# EXERCISE REQUIREMENTS
Filter the data below for the string "реабилитации" and copy each matching line.
>> Begin
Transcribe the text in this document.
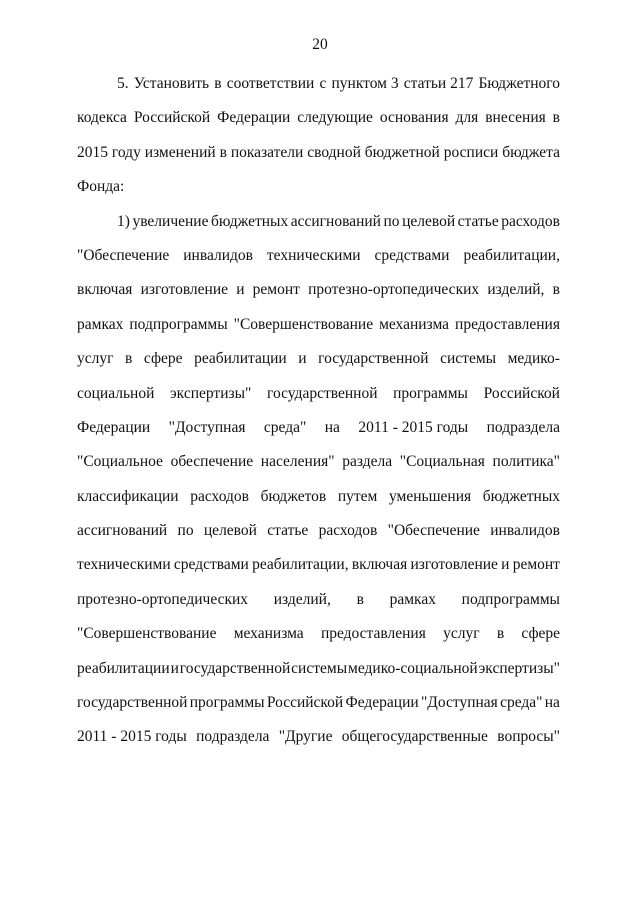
20
5. Установить в соответствии с пунктом 3 статьи 217 Бюджетного
кодекса Российской Федерации следующие основания для внесения в
2015 году изменений в показатели сводной бюджетной росписи бюджета
Фонда:
1) увеличение бюджетных ассигнований по целевой статье расходов
"Обеспечение инвалидов техническими средствами реабилитации,
включая изготовление и ремонт протезно-ортопедических изделий, в
рамках подпрограммы "Совершенствование механизма предоставления
услуг в сфере реабилитации и государственной системы медико-
социальной экспертизы" государственной программы Российской
Федерации "Доступная среда" на 2011 - 2015 годы подраздела
"Социальное обеспечение населения" раздела "Социальная политика"
классификации расходов бюджетов путем уменьшения бюджетных
ассигнований по целевой статье расходов "Обеспечение инвалидов
техническими средствами реабилитации, включая изготовление и ремонт
протезно-ортопедических изделий, в рамках подпрограммы
"Совершенствование механизма предоставления услуг в сфере
реабилитации и государственной системы медико-социальной экспертизы"
государственной программы Российской Федерации "Доступная среда" на
2011 - 2015 годы подраздела "Другие общегосударственные вопросы"
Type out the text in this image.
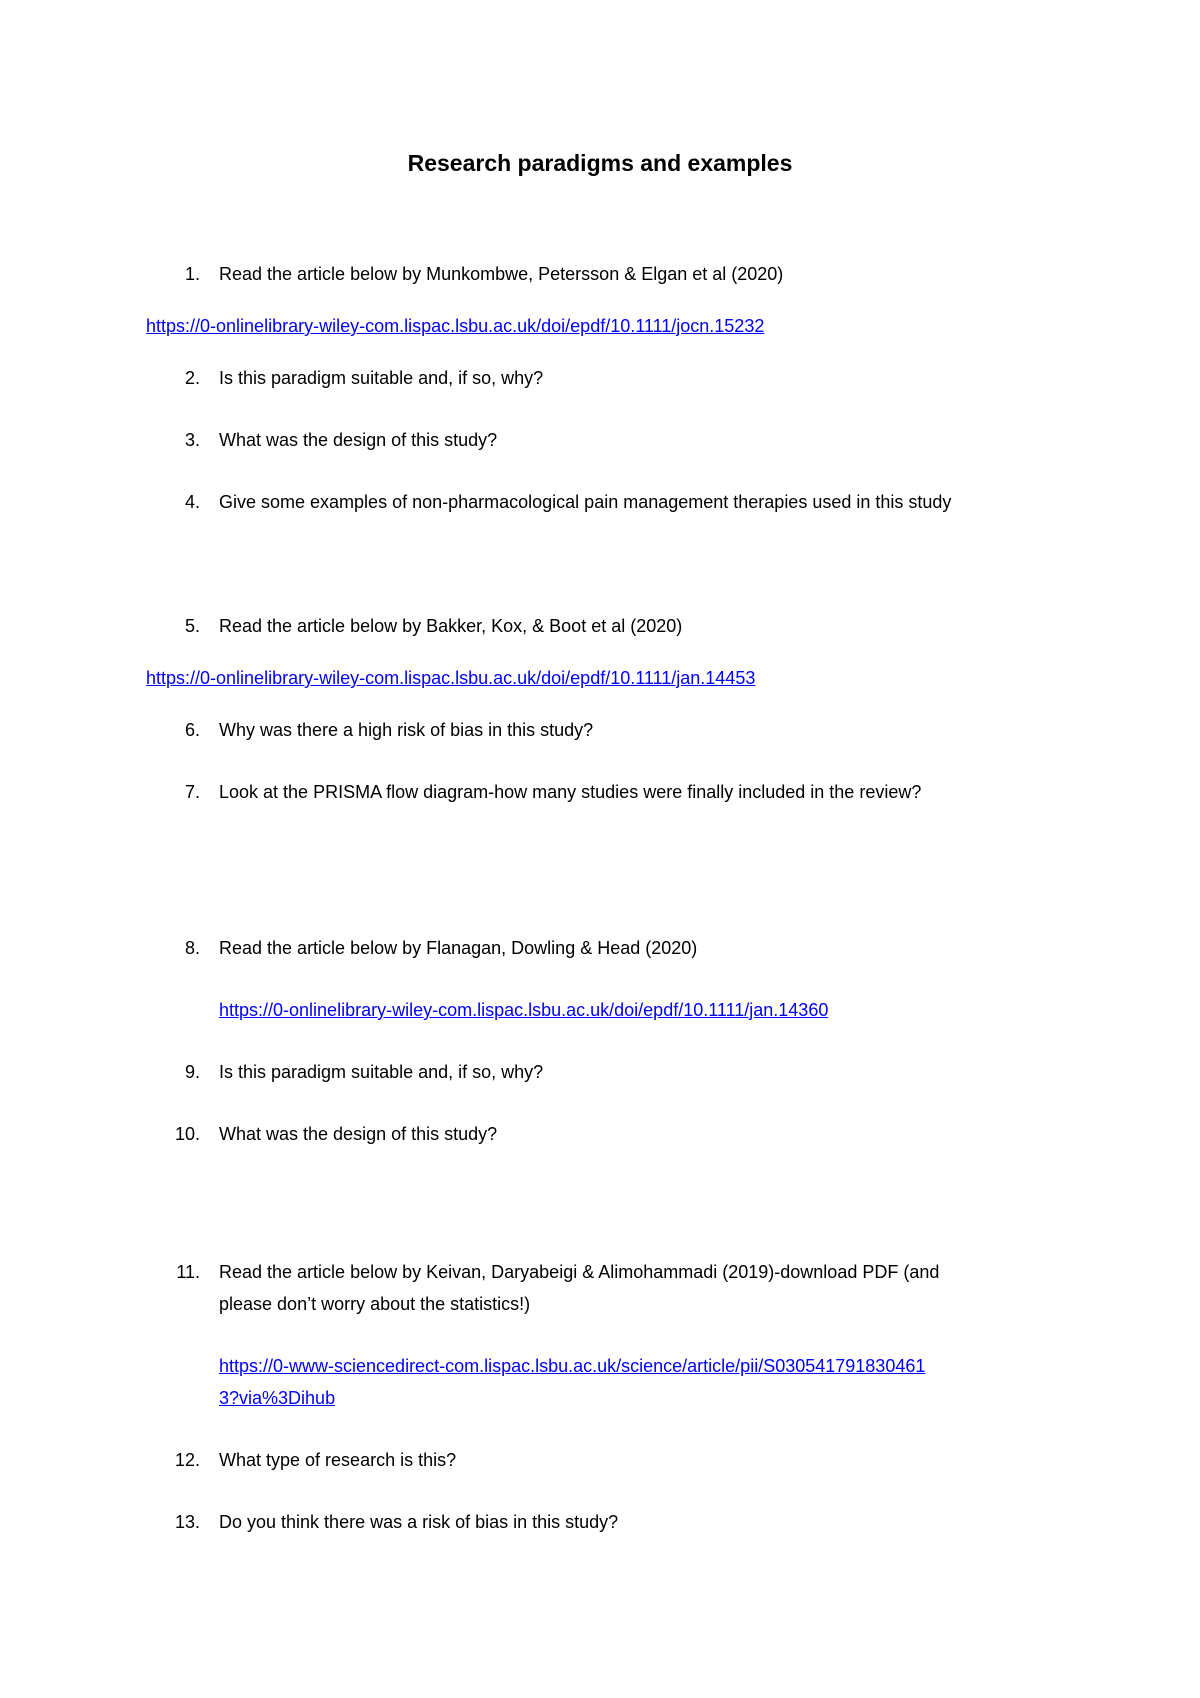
Research paradigms and examples
1. Read the article below by Munkombwe, Petersson & Elgan et al (2020)
https://0-onlinelibrary-wiley-com.lispac.lsbu.ac.uk/doi/epdf/10.1111/jocn.15232
2. Is this paradigm suitable and, if so, why?
3. What was the design of this study?
4. Give some examples of non-pharmacological pain management therapies used in this study
5. Read the article below by Bakker, Kox, & Boot et al (2020)
https://0-onlinelibrary-wiley-com.lispac.lsbu.ac.uk/doi/epdf/10.1111/jan.14453
6. Why was there a high risk of bias in this study?
7. Look at the PRISMA flow diagram-how many studies were finally included in the review?
8. Read the article below by Flanagan, Dowling & Head (2020)
https://0-onlinelibrary-wiley-com.lispac.lsbu.ac.uk/doi/epdf/10.1111/jan.14360
9. Is this paradigm suitable and, if so, why?
10. What was the design of this study?
11. Read the article below by Keivan, Daryabeigi & Alimohammadi (2019)-download PDF (and
please don’t worry about the statistics!)
https://0-www-sciencedirect-com.lispac.lsbu.ac.uk/science/article/pii/S030541791830461
3?via%3Dihub
12. What type of research is this?
13. Do you think there was a risk of bias in this study?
>> End
# EXERCISE RESPONSE
"Обеспечение инвалидов техническими средствами реабилитации,
услуг в сфере реабилитации и государственной системы медико-
техническими средствами реабилитации, включая изготовление и ремонт
реабилитации и государственной системы медико-социальной экспертизы"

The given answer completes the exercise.